■ STATED EXERCISE ■
Leaving out the pictures, retype all the material exactly.

■ INPUT FOR THIS TASK ■
┌────────

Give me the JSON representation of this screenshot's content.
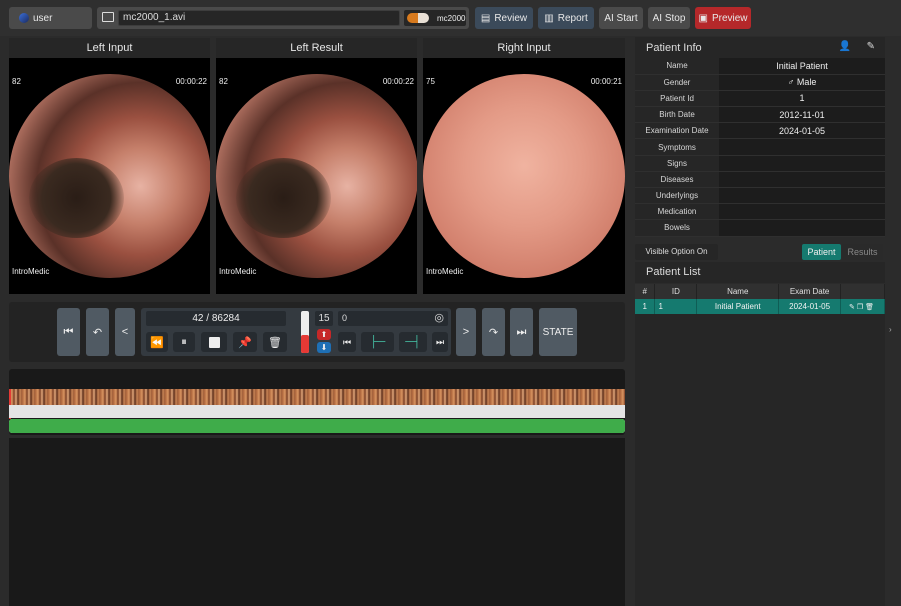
{
  "toolbar": {
    "user_label": "user",
    "file_name": "mc2000_1.avi",
    "model_name": "mc2000",
    "review_label": "Review",
    "report_label": "Report",
    "ai_start_label": "AI Start",
    "ai_stop_label": "AI Stop",
    "preview_label": "Preview"
  },
  "views": [
    {
      "title": "Left Input",
      "frame": "82",
      "time": "00:00:22",
      "brand": "IntroMedic"
    },
    {
      "title": "Left Result",
      "frame": "82",
      "time": "00:00:22",
      "brand": "IntroMedic"
    },
    {
      "title": "Right Input",
      "frame": "75",
      "time": "00:00:21",
      "brand": "IntroMedic"
    }
  ],
  "controls": {
    "frame_counter": "42 / 86284",
    "speed": "15",
    "search_value": "0",
    "prev_label": "<",
    "next_label": ">",
    "state_label": "STATE"
  },
  "patient_info": {
    "title": "Patient Info",
    "rows": [
      {
        "key": "Name",
        "value": "Initial Patient"
      },
      {
        "key": "Gender",
        "value": "♂ Male"
      },
      {
        "key": "Patient Id",
        "value": "1"
      },
      {
        "key": "Birth Date",
        "value": "2012-11-01"
      },
      {
        "key": "Examination Date",
        "value": "2024-01-05"
      },
      {
        "key": "Symptoms",
        "value": ""
      },
      {
        "key": "Signs",
        "value": ""
      },
      {
        "key": "Diseases",
        "value": ""
      },
      {
        "key": "Underlyings",
        "value": ""
      },
      {
        "key": "Medication",
        "value": ""
      },
      {
        "key": "Bowels",
        "value": ""
      }
    ],
    "visible_option_label": "Visible Option On",
    "tab_patient": "Patient",
    "tab_results": "Results"
  },
  "patient_list": {
    "title": "Patient List",
    "headers": [
      "#",
      "ID",
      "Name",
      "Exam Date",
      ""
    ],
    "rows": [
      {
        "num": "1",
        "id": "1",
        "name": "Initial Patient",
        "exam_date": "2024-01-05"
      }
    ]
  },
  "colors": {
    "accent_teal": "#157a6f",
    "preview_red": "#b5282a",
    "progress_green": "#3fac4a"
  },
  "timeline": {
    "progress_fraction": 1.0
  }
}
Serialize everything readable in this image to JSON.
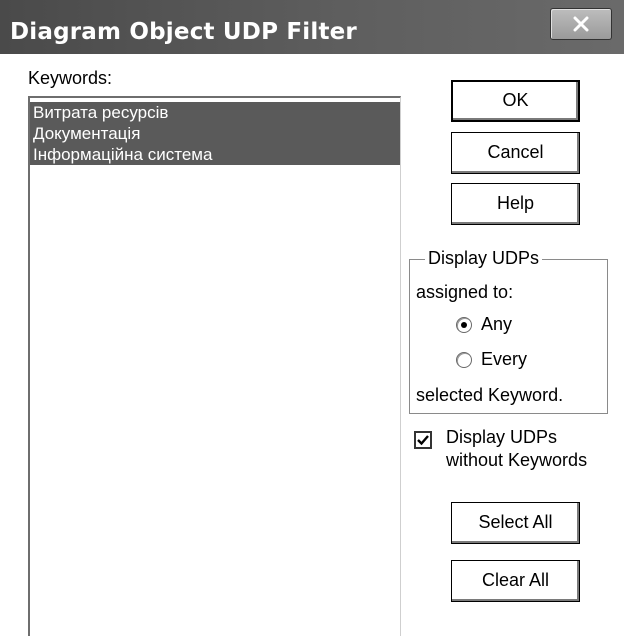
{
  "window": {
    "title": "Diagram Object UDP Filter",
    "close_symbol": "x"
  },
  "keywords": {
    "label": "Keywords:",
    "items": [
      "Витрата ресурсів",
      "Документація",
      "Інформаційна система"
    ]
  },
  "buttons": {
    "ok": "OK",
    "cancel": "Cancel",
    "help": "Help",
    "select_all": "Select All",
    "clear_all": "Clear All"
  },
  "display_group": {
    "title": "Display UDPs",
    "line2": "assigned to:",
    "option_any": "Any",
    "option_every": "Every",
    "footer": "selected Keyword.",
    "selected": "Any"
  },
  "without_keywords": {
    "line1": "Display UDPs",
    "line2": "without Keywords",
    "checked": true
  },
  "colors": {
    "title_bar": "#4a4a4a",
    "selection": "#5a5a5a"
  }
}
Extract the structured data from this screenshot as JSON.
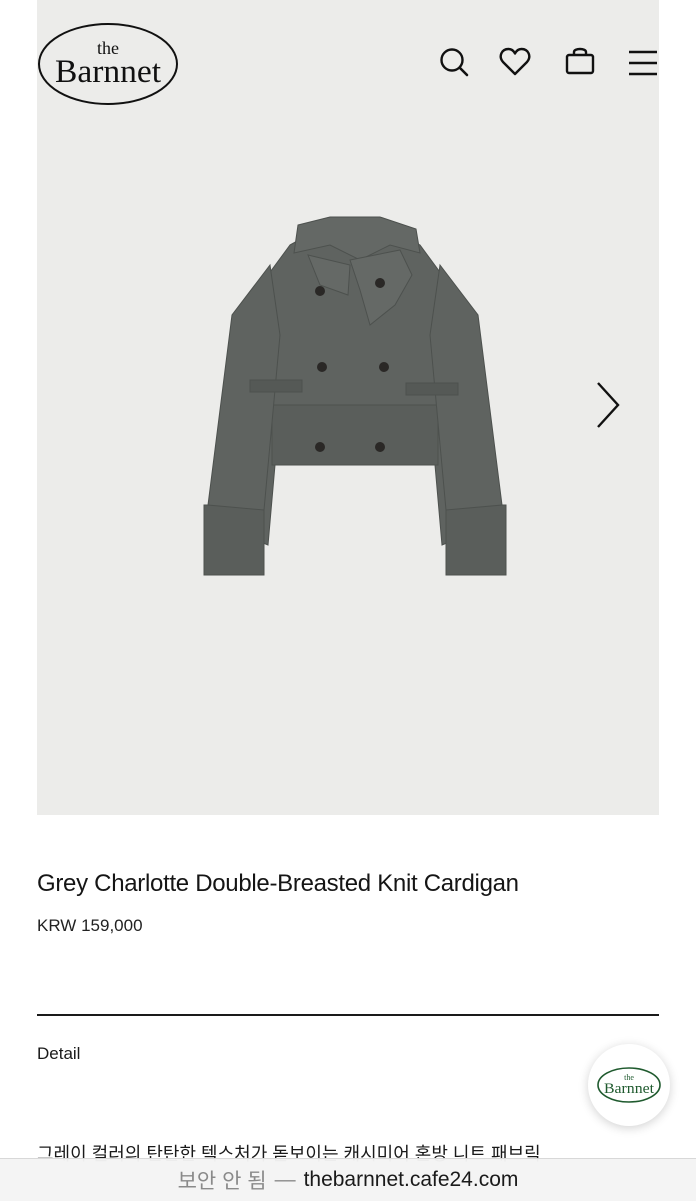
{
  "header": {
    "logo_the": "the",
    "logo_name": "Barnnet",
    "icons": [
      "search-icon",
      "heart-icon",
      "bag-icon",
      "menu-icon"
    ]
  },
  "gallery": {
    "background": "#ececea",
    "garment_color": "#5f6360",
    "next_icon": "chevron-right-icon"
  },
  "product": {
    "title": "Grey Charlotte Double-Breasted Knit Cardigan",
    "price": "KRW 159,000",
    "detail_label": "Detail",
    "description": "그레이 컬러의 탄탄한 텍스처가 돋보이는 캐시미어 혼방 니트 패브릭"
  },
  "floating_badge": {
    "logo_the": "the",
    "logo_name": "Barnnet",
    "accent": "#1f5a2e"
  },
  "browser": {
    "insecure_label": "보안 안 됨",
    "separator": "—",
    "domain": "thebarnnet.cafe24.com"
  }
}
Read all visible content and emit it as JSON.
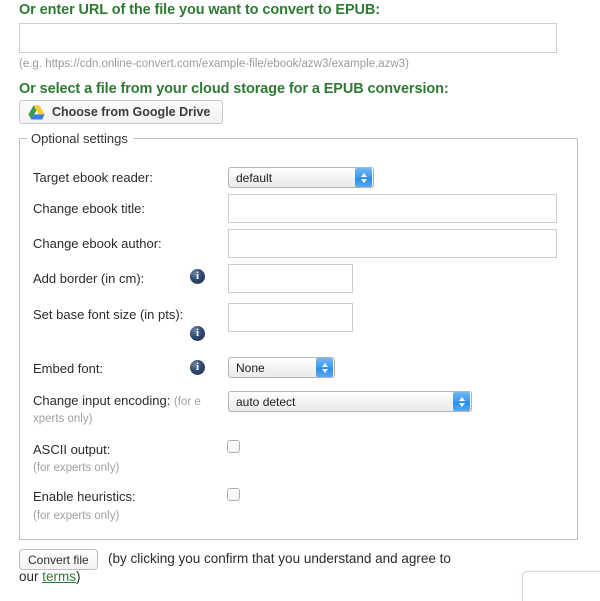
{
  "url_section": {
    "heading": "Or enter URL of the file you want to convert to EPUB:",
    "input_value": "",
    "input_placeholder": "",
    "hint": "(e.g. https://cdn.online-convert.com/example-file/ebook/azw3/example.azw3)"
  },
  "cloud_section": {
    "heading": "Or select a file from your cloud storage for a EPUB conversion:",
    "gdrive_button_label": "Choose from Google Drive",
    "gdrive_icon": "google-drive-icon"
  },
  "optional_settings": {
    "legend": "Optional settings",
    "rows": {
      "target_reader": {
        "label": "Target ebook reader:",
        "value": "default",
        "control": "select"
      },
      "ebook_title": {
        "label": "Change ebook title:",
        "value": "",
        "control": "text"
      },
      "ebook_author": {
        "label": "Change ebook author:",
        "value": "",
        "control": "text"
      },
      "add_border": {
        "label": "Add border (in cm):",
        "value": "",
        "control": "text",
        "info_icon": "info-icon"
      },
      "base_font_size": {
        "label": "Set base font size (in pts):",
        "value": "",
        "control": "text",
        "info_icon": "info-icon"
      },
      "embed_font": {
        "label": "Embed font:",
        "value": "None",
        "control": "select",
        "info_icon": "info-icon"
      },
      "input_encoding": {
        "label": "Change input encoding:",
        "note_line1": "(for e",
        "note_line2": "xperts only)",
        "value": "auto detect",
        "control": "select"
      },
      "ascii_output": {
        "label": "ASCII output:",
        "note": "(for experts only)",
        "checked": false,
        "control": "checkbox"
      },
      "enable_heuristics": {
        "label": "Enable heuristics:",
        "note": "(for experts only)",
        "checked": false,
        "control": "checkbox"
      }
    }
  },
  "footer": {
    "convert_button_label": "Convert file",
    "terms_text_line1": "(by clicking you confirm that you understand and agree to",
    "terms_prefix_line2": "our ",
    "terms_link_label": "terms",
    "terms_suffix_line2": ")"
  },
  "colors": {
    "heading_green": "#2f7a33",
    "link_green": "#2f7a33",
    "select_arrow_blue": "#3e9cef",
    "info_icon_navy": "#1d3050",
    "hint_gray": "#9b9b9b",
    "border_gray": "#bfbfbf"
  }
}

└────────

■ REPLY TO THE TASK ■
Give me the JSON representation of this screenshot's content.
{
  "toolbar": {
    "user_label": "user",
    "file_name": "mc2000_1.avi",
    "model_name": "mc2000",
    "review_label": "Review",
    "report_label": "Report",
    "ai_start_label": "AI Start",
    "ai_stop_label": "AI Stop",
    "preview_label": "Preview"
  },
  "views": [
    {
      "title": "Left Input",
      "frame": "82",
      "time": "00:00:22",
      "brand": "IntroMedic"
    },
    {
      "title": "Left Result",
      "frame": "82",
      "time": "00:00:22",
      "brand": "IntroMedic"
    },
    {
      "title": "Right Input",
      "frame": "75",
      "time": "00:00:21",
      "brand": "IntroMedic"
    }
  ],
  "controls": {
    "frame_counter": "42 / 86284",
    "speed": "15",
    "search_value": "0",
    "prev_label": "<",
    "next_label": ">",
    "state_label": "STATE"
  },
  "patient_info": {
    "title": "Patient Info",
    "rows": [
      {
        "key": "Name",
        "value": "Initial Patient"
      },
      {
        "key": "Gender",
        "value": "♂ Male"
      },
      {
        "key": "Patient Id",
        "value": "1"
      },
      {
        "key": "Birth Date",
        "value": "2012-11-01"
      },
      {
        "key": "Examination Date",
        "value": "2024-01-05"
      },
      {
        "key": "Symptoms",
        "value": ""
      },
      {
        "key": "Signs",
        "value": ""
      },
      {
        "key": "Diseases",
        "value": ""
      },
      {
        "key": "Underlyings",
        "value": ""
      },
      {
        "key": "Medication",
        "value": ""
      },
      {
        "key": "Bowels",
        "value": ""
      }
    ],
    "visible_option_label": "Visible Option On",
    "tab_patient": "Patient",
    "tab_results": "Results"
  },
  "patient_list": {
    "title": "Patient List",
    "headers": [
      "#",
      "ID",
      "Name",
      "Exam Date",
      ""
    ],
    "rows": [
      {
        "num": "1",
        "id": "1",
        "name": "Initial Patient",
        "exam_date": "2024-01-05"
      }
    ]
  },
  "colors": {
    "accent_teal": "#157a6f",
    "preview_red": "#b5282a",
    "progress_green": "#3fac4a"
  },
  "timeline": {
    "progress_fraction": 1.0
  }
}
Serialize everything readable in this image to JSON.
{
  "window": {
    "title": "Diagram Object UDP Filter",
    "close_symbol": "x"
  },
  "keywords": {
    "label": "Keywords:",
    "items": [
      "Витрата ресурсів",
      "Документація",
      "Інформаційна система"
    ]
  },
  "buttons": {
    "ok": "OK",
    "cancel": "Cancel",
    "help": "Help",
    "select_all": "Select All",
    "clear_all": "Clear All"
  },
  "display_group": {
    "title": "Display UDPs",
    "line2": "assigned to:",
    "option_any": "Any",
    "option_every": "Every",
    "footer": "selected Keyword.",
    "selected": "Any"
  },
  "without_keywords": {
    "line1": "Display UDPs",
    "line2": "without Keywords",
    "checked": true
  },
  "colors": {
    "title_bar": "#4a4a4a",
    "selection": "#5a5a5a"
  }
}
Extract the structured data from this screenshot as JSON.
{
  "header": {
    "logo_the": "the",
    "logo_name": "Barnnet",
    "icons": [
      "search-icon",
      "heart-icon",
      "bag-icon",
      "menu-icon"
    ]
  },
  "gallery": {
    "background": "#ececea",
    "garment_color": "#5f6360",
    "next_icon": "chevron-right-icon"
  },
  "product": {
    "title": "Grey Charlotte Double-Breasted Knit Cardigan",
    "price": "KRW 159,000",
    "detail_label": "Detail",
    "description": "그레이 컬러의 탄탄한 텍스처가 돋보이는 캐시미어 혼방 니트 패브릭"
  },
  "floating_badge": {
    "logo_the": "the",
    "logo_name": "Barnnet",
    "accent": "#1f5a2e"
  },
  "browser": {
    "insecure_label": "보안 안 됨",
    "separator": "—",
    "domain": "thebarnnet.cafe24.com"
  }
}
Read all visible content and emit it as JSON.
{
  "url_section": {
    "heading": "Or enter URL of the file you want to convert to EPUB:",
    "input_value": "",
    "input_placeholder": "",
    "hint": "(e.g. https://cdn.online-convert.com/example-file/ebook/azw3/example.azw3)"
  },
  "cloud_section": {
    "heading": "Or select a file from your cloud storage for a EPUB conversion:",
    "gdrive_button_label": "Choose from Google Drive",
    "gdrive_icon": "google-drive-icon"
  },
  "optional_settings": {
    "legend": "Optional settings",
    "rows": {
      "target_reader": {
        "label": "Target ebook reader:",
        "value": "default",
        "control": "select"
      },
      "ebook_title": {
        "label": "Change ebook title:",
        "value": "",
        "control": "text"
      },
      "ebook_author": {
        "label": "Change ebook author:",
        "value": "",
        "control": "text"
      },
      "add_border": {
        "label": "Add border (in cm):",
        "value": "",
        "control": "text",
        "info_icon": "info-icon"
      },
      "base_font_size": {
        "label": "Set base font size (in pts):",
        "value": "",
        "control": "text",
        "info_icon": "info-icon"
      },
      "embed_font": {
        "label": "Embed font:",
        "value": "None",
        "control": "select",
        "info_icon": "info-icon"
      },
      "input_encoding": {
        "label": "Change input encoding:",
        "note_line1": "(for e",
        "note_line2": "xperts only)",
        "value": "auto detect",
        "control": "select"
      },
      "ascii_output": {
        "label": "ASCII output:",
        "note": "(for experts only)",
        "checked": false,
        "control": "checkbox"
      },
      "enable_heuristics": {
        "label": "Enable heuristics:",
        "note": "(for experts only)",
        "checked": false,
        "control": "checkbox"
      }
    }
  },
  "footer": {
    "convert_button_label": "Convert file",
    "terms_text_line1": "(by clicking you confirm that you understand and agree to",
    "terms_prefix_line2": "our ",
    "terms_link_label": "terms",
    "terms_suffix_line2": ")"
  },
  "colors": {
    "heading_green": "#2f7a33",
    "link_green": "#2f7a33",
    "select_arrow_blue": "#3e9cef",
    "info_icon_navy": "#1d3050",
    "hint_gray": "#9b9b9b",
    "border_gray": "#bfbfbf"
  }
}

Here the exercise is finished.